> **WHAT IS ASKED**
Will you write out all the entries below exactly?

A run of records
--- Begin ---

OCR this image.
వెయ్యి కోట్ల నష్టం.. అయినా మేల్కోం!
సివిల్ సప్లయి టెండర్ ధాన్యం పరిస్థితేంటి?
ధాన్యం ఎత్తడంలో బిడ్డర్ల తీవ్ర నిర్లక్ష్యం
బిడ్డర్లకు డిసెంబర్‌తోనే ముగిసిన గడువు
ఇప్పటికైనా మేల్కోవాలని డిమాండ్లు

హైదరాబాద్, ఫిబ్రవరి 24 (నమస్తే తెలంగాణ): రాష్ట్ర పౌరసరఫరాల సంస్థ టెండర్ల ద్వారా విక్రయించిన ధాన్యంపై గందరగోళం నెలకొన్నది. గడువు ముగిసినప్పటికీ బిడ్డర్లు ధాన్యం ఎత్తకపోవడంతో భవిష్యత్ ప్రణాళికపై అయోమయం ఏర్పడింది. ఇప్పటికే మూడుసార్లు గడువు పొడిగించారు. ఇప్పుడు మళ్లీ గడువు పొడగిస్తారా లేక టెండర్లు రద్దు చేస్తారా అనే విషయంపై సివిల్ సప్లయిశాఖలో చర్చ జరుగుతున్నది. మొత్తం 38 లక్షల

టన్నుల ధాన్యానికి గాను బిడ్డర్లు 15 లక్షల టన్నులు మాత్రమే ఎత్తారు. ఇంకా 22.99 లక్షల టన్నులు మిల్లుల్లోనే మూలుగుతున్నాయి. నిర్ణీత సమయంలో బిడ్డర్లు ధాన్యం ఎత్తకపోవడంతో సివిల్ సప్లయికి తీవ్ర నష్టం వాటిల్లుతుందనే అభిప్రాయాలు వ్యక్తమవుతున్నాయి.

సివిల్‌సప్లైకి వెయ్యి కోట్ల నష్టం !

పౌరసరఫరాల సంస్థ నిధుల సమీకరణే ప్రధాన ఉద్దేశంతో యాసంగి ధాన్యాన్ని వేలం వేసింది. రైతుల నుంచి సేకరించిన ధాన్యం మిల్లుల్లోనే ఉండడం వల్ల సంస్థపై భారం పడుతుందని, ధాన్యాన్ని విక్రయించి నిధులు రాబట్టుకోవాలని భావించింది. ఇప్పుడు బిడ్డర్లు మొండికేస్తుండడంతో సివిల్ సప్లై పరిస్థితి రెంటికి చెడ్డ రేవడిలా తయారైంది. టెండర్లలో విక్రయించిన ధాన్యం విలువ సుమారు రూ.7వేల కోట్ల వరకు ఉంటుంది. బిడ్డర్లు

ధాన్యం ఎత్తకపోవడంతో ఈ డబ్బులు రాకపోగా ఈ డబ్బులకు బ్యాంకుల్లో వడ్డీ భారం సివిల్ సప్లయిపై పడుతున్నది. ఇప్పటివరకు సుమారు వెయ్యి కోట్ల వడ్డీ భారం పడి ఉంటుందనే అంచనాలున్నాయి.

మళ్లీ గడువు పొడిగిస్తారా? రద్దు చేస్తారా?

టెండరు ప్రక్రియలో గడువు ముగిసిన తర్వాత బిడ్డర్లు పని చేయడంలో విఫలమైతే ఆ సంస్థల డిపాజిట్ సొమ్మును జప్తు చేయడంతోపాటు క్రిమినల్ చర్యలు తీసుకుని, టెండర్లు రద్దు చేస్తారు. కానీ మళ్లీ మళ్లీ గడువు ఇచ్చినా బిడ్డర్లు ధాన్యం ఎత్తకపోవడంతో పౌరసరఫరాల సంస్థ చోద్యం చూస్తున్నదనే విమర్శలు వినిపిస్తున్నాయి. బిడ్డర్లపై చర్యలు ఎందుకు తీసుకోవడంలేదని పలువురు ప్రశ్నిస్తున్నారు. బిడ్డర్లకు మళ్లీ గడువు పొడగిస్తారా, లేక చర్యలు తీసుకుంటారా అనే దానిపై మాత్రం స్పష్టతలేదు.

--- End ---

> **RESULT OF THE TASK**
OCR this image.
వెయ్యి కోట్ల నష్టం.. అయినా మేల్కోం!
సివిల్ సప్లయి టెండర్ ధాన్యం పరిస్థితేంటి?
ధాన్యం ఎత్తడంలో బిడ్డర్ల తీవ్ర నిర్లక్ష్యం
బిడ్డర్లకు డిసెంబర్‌తోనే ముగిసిన గడువు
ఇప్పటికైనా మేల్కోవాలని డిమాండ్లు

హైదరాబాద్, ఫిబ్రవరి 24 (నమస్తే తెలంగాణ): రాష్ట్ర పౌరసరఫరాల సంస్థ టెండర్ల ద్వారా విక్రయించిన ధాన్యంపై గందరగోళం నెలకొన్నది. గడువు ముగిసినప్పటికీ బిడ్డర్లు ధాన్యం ఎత్తకపోవడంతో భవిష్యత్ ప్రణాళికపై అయోమయం ఏర్పడింది. ఇప్పటికే మూడుసార్లు గడువు పొడిగించారు. ఇప్పుడు మళ్లీ గడువు పొడగిస్తారా లేక టెండర్లు రద్దు చేస్తారా అనే విషయంపై సివిల్ సప్లయిశాఖలో చర్చ జరుగుతున్నది. మొత్తం 38 లక్షల

టన్నుల ధాన్యానికి గాను బిడ్డర్లు 15 లక్షల టన్నులు మాత్రమే ఎత్తారు. ఇంకా 22.99 లక్షల టన్నులు మిల్లుల్లోనే మూలుగుతున్నాయి. నిర్ణీత సమయంలో బిడ్డర్లు ధాన్యం ఎత్తకపోవడంతో సివిల్ సప్లయికి తీవ్ర నష్టం వాటిల్లుతుందనే అభిప్రాయాలు వ్యక్తమవుతున్నాయి.

సివిల్‌సప్లైకి వెయ్యి కోట్ల నష్టం !

పౌరసరఫరాల సంస్థ నిధుల సమీకరణే ప్రధాన ఉద్దేశంతో యాసంగి ధాన్యాన్ని వేలం వేసింది. రైతుల నుంచి సేకరించిన ధాన్యం మిల్లుల్లోనే ఉండడం వల్ల సంస్థపై భారం పడుతుందని, ధాన్యాన్ని విక్రయించి నిధులు రాబట్టుకోవాలని భావించింది. ఇప్పుడు బిడ్డర్లు మొండికేస్తుండడంతో సివిల్ సప్లై పరిస్థితి రెంటికి చెడ్డ రేవడిలా తయారైంది. టెండర్లలో విక్రయించిన ధాన్యం విలువ సుమారు రూ.7వేల కోట్ల వరకు ఉంటుంది. బిడ్డర్లు

ధాన్యం ఎత్తకపోవడంతో ఈ డబ్బులు రాకపోగా ఈ డబ్బులకు బ్యాంకుల్లో వడ్డీ భారం సివిల్ సప్లయిపై పడుతున్నది. ఇప్పటివరకు సుమారు వెయ్యి కోట్ల వడ్డీ భారం పడి ఉంటుందనే అంచనాలున్నాయి.

మళ్లీ గడువు పొడిగిస్తారా? రద్దు చేస్తారా?

టెండరు ప్రక్రియలో గడువు ముగిసిన తర్వాత బిడ్డర్లు పని చేయడంలో విఫలమైతే ఆ సంస్థల డిపాజిట్ సొమ్మును జప్తు చేయడంతోపాటు క్రిమినల్ చర్యలు తీసుకుని, టెండర్లు రద్దు చేస్తారు. కానీ మళ్లీ మళ్లీ గడువు ఇచ్చినా బిడ్డర్లు ధాన్యం ఎత్తకపోవడంతో పౌరసరఫరాల సంస్థ చోద్యం చూస్తున్నదనే విమర్శలు వినిపిస్తున్నాయి. బిడ్డర్లపై చర్యలు ఎందుకు తీసుకోవడంలేదని పలువురు ప్రశ్నిస్తున్నారు. బిడ్డర్లకు మళ్లీ గడువు పొడగిస్తారా, లేక చర్యలు తీసుకుంటారా అనే దానిపై మాత్రం స్పష్టతలేదు.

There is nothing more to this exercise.